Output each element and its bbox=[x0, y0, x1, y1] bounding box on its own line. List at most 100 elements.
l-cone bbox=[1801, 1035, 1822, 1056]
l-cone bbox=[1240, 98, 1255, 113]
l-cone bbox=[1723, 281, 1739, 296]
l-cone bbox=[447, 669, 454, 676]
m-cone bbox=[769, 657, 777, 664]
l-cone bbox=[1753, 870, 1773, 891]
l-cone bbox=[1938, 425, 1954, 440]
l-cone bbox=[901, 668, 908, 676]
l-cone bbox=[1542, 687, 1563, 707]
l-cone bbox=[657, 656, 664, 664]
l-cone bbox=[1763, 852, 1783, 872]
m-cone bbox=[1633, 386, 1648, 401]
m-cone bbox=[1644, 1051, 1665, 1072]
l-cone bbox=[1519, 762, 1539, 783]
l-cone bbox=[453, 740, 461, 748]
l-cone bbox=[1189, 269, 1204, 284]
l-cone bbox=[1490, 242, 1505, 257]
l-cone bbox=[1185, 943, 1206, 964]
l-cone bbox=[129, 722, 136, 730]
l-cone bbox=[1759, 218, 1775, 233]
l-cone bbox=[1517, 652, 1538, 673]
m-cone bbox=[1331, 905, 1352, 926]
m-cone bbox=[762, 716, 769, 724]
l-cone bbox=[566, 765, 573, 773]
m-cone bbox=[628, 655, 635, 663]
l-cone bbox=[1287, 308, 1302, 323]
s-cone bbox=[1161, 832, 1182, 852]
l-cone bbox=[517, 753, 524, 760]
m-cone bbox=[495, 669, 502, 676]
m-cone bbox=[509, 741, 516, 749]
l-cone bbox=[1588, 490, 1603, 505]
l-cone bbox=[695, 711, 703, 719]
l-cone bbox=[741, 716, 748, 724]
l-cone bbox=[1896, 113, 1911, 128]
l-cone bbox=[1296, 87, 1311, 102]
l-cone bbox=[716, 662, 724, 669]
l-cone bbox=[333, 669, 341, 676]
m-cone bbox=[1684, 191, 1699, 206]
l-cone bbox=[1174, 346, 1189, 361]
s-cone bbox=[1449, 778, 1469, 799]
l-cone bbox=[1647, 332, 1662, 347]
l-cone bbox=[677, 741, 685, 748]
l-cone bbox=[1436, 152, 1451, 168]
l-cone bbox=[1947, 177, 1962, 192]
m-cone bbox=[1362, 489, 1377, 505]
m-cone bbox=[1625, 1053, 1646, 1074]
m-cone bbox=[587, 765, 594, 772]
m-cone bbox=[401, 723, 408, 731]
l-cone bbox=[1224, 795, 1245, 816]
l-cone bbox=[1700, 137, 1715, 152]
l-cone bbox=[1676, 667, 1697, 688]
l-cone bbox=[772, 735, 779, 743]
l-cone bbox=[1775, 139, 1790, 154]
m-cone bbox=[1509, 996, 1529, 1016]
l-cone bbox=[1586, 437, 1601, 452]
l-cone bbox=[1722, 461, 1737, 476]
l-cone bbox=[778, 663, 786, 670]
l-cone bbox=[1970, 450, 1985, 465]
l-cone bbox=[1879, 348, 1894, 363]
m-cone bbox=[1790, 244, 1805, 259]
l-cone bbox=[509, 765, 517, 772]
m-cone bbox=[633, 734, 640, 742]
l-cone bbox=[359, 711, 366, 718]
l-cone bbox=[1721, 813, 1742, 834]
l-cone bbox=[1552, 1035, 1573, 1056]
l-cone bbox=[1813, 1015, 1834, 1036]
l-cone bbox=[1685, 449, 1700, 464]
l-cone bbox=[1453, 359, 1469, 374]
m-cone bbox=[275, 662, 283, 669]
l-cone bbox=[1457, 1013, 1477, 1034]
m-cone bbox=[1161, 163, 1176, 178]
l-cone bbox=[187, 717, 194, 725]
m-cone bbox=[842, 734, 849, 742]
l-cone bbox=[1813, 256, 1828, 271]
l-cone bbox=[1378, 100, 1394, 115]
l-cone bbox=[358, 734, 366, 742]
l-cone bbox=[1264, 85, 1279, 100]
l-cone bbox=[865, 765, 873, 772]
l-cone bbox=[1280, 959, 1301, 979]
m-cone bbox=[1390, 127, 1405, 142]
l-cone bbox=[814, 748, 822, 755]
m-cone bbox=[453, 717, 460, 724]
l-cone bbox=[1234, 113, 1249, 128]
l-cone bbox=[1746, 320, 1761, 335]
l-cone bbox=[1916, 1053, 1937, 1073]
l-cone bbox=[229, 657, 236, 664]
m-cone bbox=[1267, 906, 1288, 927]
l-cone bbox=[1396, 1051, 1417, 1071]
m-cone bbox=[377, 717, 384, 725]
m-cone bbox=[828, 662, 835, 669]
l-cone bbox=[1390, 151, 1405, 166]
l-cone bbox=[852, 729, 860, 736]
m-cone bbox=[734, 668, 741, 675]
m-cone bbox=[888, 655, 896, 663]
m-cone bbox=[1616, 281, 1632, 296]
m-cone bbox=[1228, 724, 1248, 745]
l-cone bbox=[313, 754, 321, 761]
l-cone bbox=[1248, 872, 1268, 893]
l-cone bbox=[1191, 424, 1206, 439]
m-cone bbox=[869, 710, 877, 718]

= = = = =

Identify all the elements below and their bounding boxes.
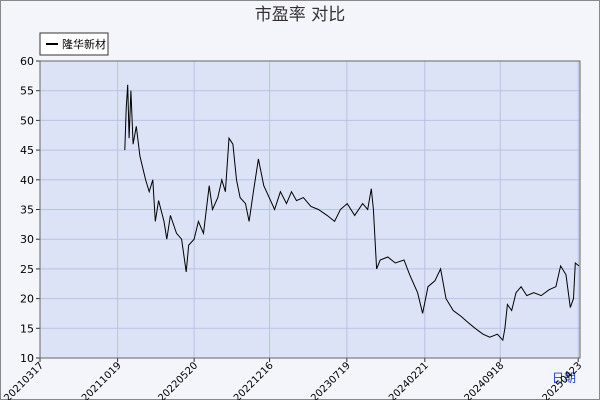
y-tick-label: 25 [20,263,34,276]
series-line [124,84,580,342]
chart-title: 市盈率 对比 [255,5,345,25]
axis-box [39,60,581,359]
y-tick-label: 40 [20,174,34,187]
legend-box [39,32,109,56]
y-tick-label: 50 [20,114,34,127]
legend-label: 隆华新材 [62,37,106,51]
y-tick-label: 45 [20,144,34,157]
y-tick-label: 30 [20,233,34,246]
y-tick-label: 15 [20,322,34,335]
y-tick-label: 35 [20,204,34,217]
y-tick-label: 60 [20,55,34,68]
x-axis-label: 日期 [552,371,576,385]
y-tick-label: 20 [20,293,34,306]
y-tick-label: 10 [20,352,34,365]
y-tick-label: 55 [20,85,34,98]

= = = = =

Reproduce the rows from the line with "Identify all the" to the line with "y-tick-label: 55 [20,85,34,98]", both included, character for character. Leave the pictures out of your answer.

Identify all the elements below and their bounding boxes.
y-tick-label: 25 [20,263,34,276]
series-line [124,84,580,342]
chart-title: 市盈率 对比 [255,5,345,25]
axis-box [39,60,581,359]
y-tick-label: 40 [20,174,34,187]
legend-box [39,32,109,56]
y-tick-label: 50 [20,114,34,127]
legend-label: 隆华新材 [62,37,106,51]
y-tick-label: 45 [20,144,34,157]
y-tick-label: 30 [20,233,34,246]
y-tick-label: 15 [20,322,34,335]
y-tick-label: 35 [20,204,34,217]
y-tick-label: 60 [20,55,34,68]
x-axis-label: 日期 [552,371,576,385]
y-tick-label: 20 [20,293,34,306]
y-tick-label: 10 [20,352,34,365]
y-tick-label: 55 [20,85,34,98]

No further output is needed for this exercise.